■ Written problem: Restate each of the lines given below, word for word.

■ Saved entries:
----------------------------------------

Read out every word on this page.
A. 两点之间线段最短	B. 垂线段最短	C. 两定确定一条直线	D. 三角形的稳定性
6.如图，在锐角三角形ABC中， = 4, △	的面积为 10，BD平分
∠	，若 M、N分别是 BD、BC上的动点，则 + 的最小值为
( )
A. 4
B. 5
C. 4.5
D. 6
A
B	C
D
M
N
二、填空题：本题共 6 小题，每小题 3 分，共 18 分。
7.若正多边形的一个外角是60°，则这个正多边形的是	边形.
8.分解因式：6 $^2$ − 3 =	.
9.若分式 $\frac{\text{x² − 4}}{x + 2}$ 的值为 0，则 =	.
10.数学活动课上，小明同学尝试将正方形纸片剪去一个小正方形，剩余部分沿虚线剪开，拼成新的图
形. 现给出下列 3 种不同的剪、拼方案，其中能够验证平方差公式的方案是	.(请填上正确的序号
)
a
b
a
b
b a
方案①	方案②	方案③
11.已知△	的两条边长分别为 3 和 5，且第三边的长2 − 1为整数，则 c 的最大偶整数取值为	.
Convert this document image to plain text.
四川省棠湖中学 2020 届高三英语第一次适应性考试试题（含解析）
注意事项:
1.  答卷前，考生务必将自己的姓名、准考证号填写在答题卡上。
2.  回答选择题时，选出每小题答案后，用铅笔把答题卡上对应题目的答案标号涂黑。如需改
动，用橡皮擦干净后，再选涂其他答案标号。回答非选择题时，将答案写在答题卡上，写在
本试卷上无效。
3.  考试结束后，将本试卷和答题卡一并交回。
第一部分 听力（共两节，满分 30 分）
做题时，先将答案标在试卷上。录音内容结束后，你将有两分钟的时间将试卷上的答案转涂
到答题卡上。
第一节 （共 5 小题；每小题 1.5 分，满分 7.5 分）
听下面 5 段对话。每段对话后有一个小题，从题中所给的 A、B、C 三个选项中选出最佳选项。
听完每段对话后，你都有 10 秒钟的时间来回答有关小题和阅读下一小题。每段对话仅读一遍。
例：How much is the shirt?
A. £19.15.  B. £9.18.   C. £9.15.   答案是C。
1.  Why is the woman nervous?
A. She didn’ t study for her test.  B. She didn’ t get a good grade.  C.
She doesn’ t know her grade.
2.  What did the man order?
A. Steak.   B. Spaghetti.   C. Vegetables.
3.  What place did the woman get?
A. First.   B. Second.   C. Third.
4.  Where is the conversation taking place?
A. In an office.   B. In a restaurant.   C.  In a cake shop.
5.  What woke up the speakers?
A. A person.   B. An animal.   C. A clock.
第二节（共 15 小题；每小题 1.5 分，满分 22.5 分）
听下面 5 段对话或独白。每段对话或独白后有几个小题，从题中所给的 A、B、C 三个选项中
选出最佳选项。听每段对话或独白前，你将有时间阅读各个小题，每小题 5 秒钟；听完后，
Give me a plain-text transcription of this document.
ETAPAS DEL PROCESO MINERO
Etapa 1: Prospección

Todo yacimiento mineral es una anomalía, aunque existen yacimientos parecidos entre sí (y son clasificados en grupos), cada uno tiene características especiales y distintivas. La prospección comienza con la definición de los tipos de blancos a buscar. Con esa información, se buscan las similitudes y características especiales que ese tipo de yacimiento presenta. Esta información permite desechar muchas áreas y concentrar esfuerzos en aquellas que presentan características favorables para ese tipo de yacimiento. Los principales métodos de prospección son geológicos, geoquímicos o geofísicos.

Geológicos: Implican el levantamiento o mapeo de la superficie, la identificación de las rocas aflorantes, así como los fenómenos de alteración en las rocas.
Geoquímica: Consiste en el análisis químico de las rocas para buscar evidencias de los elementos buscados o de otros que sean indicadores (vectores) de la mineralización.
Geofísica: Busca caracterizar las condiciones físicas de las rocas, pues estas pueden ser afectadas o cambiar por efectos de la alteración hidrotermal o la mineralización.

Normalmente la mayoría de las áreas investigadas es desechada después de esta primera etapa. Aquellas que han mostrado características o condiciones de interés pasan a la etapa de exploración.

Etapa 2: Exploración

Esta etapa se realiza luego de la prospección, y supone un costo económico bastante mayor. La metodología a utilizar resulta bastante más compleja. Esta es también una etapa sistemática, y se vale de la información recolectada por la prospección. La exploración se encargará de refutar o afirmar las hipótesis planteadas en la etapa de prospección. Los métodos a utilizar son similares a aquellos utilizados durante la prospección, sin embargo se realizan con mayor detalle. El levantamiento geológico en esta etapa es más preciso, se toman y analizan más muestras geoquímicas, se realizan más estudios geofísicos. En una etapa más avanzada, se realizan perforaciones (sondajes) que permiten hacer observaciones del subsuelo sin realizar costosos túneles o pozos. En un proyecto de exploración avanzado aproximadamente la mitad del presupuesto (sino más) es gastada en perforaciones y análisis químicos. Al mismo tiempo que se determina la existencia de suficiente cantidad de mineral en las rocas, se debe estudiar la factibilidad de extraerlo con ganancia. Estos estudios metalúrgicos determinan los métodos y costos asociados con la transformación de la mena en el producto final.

----------------------------------------

■ Response to the task:
Read out every word on this page.
A. 两点之间线段最短	B. 垂线段最短	C. 两定确定一条直线	D. 三角形的稳定性
6.如图，在锐角三角形ABC中， = 4, △	的面积为 10，BD平分
∠	，若 M、N分别是 BD、BC上的动点，则 + 的最小值为
( )
A. 4
B. 5
C. 4.5
D. 6
A
B	C
D
M
N
二、填空题：本题共 6 小题，每小题 3 分，共 18 分。
7.若正多边形的一个外角是60°，则这个正多边形的是	边形.
8.分解因式：6 $^2$ − 3 =	.
9.若分式 $\frac{\text{x² − 4}}{x + 2}$ 的值为 0，则 =	.
10.数学活动课上，小明同学尝试将正方形纸片剪去一个小正方形，剩余部分沿虚线剪开，拼成新的图
形. 现给出下列 3 种不同的剪、拼方案，其中能够验证平方差公式的方案是	.(请填上正确的序号
)
a
b
a
b
b a
方案①	方案②	方案③
11.已知△	的两条边长分别为 3 和 5，且第三边的长2 − 1为整数，则 c 的最大偶整数取值为	.
Convert this document image to plain text.
四川省棠湖中学 2020 届高三英语第一次适应性考试试题（含解析）
注意事项:
1.  答卷前，考生务必将自己的姓名、准考证号填写在答题卡上。
2.  回答选择题时，选出每小题答案后，用铅笔把答题卡上对应题目的答案标号涂黑。如需改
动，用橡皮擦干净后，再选涂其他答案标号。回答非选择题时，将答案写在答题卡上，写在
本试卷上无效。
3.  考试结束后，将本试卷和答题卡一并交回。
第一部分 听力（共两节，满分 30 分）
做题时，先将答案标在试卷上。录音内容结束后，你将有两分钟的时间将试卷上的答案转涂
到答题卡上。
第一节 （共 5 小题；每小题 1.5 分，满分 7.5 分）
听下面 5 段对话。每段对话后有一个小题，从题中所给的 A、B、C 三个选项中选出最佳选项。
听完每段对话后，你都有 10 秒钟的时间来回答有关小题和阅读下一小题。每段对话仅读一遍。
例：How much is the shirt?
A. £19.15.  B. £9.18.   C. £9.15.   答案是C。
1.  Why is the woman nervous?
A. She didn’ t study for her test.  B. She didn’ t get a good grade.  C.
She doesn’ t know her grade.
2.  What did the man order?
A. Steak.   B. Spaghetti.   C. Vegetables.
3.  What place did the woman get?
A. First.   B. Second.   C. Third.
4.  Where is the conversation taking place?
A. In an office.   B. In a restaurant.   C.  In a cake shop.
5.  What woke up the speakers?
A. A person.   B. An animal.   C. A clock.
第二节（共 15 小题；每小题 1.5 分，满分 22.5 分）
听下面 5 段对话或独白。每段对话或独白后有几个小题，从题中所给的 A、B、C 三个选项中
选出最佳选项。听每段对话或独白前，你将有时间阅读各个小题，每小题 5 秒钟；听完后，
Give me a plain-text transcription of this document.
ETAPAS DEL PROCESO MINERO
Etapa 1: Prospección

Todo yacimiento mineral es una anomalía, aunque existen yacimientos parecidos entre sí (y son clasificados en grupos), cada uno tiene características especiales y distintivas. La prospección comienza con la definición de los tipos de blancos a buscar. Con esa información, se buscan las similitudes y características especiales que ese tipo de yacimiento presenta. Esta información permite desechar muchas áreas y concentrar esfuerzos en aquellas que presentan características favorables para ese tipo de yacimiento. Los principales métodos de prospección son geológicos, geoquímicos o geofísicos.

Geológicos: Implican el levantamiento o mapeo de la superficie, la identificación de las rocas aflorantes, así como los fenómenos de alteración en las rocas.
Geoquímica: Consiste en el análisis químico de las rocas para buscar evidencias de los elementos buscados o de otros que sean indicadores (vectores) de la mineralización.
Geofísica: Busca caracterizar las condiciones físicas de las rocas, pues estas pueden ser afectadas o cambiar por efectos de la alteración hidrotermal o la mineralización.

Normalmente la mayoría de las áreas investigadas es desechada después de esta primera etapa. Aquellas que han mostrado características o condiciones de interés pasan a la etapa de exploración.

Etapa 2: Exploración

Esta etapa se realiza luego de la prospección, y supone un costo económico bastante mayor. La metodología a utilizar resulta bastante más compleja. Esta es también una etapa sistemática, y se vale de la información recolectada por la prospección. La exploración se encargará de refutar o afirmar las hipótesis planteadas en la etapa de prospección. Los métodos a utilizar son similares a aquellos utilizados durante la prospección, sin embargo se realizan con mayor detalle. El levantamiento geológico en esta etapa es más preciso, se toman y analizan más muestras geoquímicas, se realizan más estudios geofísicos. En una etapa más avanzada, se realizan perforaciones (sondajes) que permiten hacer observaciones del subsuelo sin realizar costosos túneles o pozos. En un proyecto de exploración avanzado aproximadamente la mitad del presupuesto (sino más) es gastada en perforaciones y análisis químicos. Al mismo tiempo que se determina la existencia de suficiente cantidad de mineral en las rocas, se debe estudiar la factibilidad de extraerlo con ganancia. Estos estudios metalúrgicos determinan los métodos y costos asociados con la transformación de la mena en el producto final.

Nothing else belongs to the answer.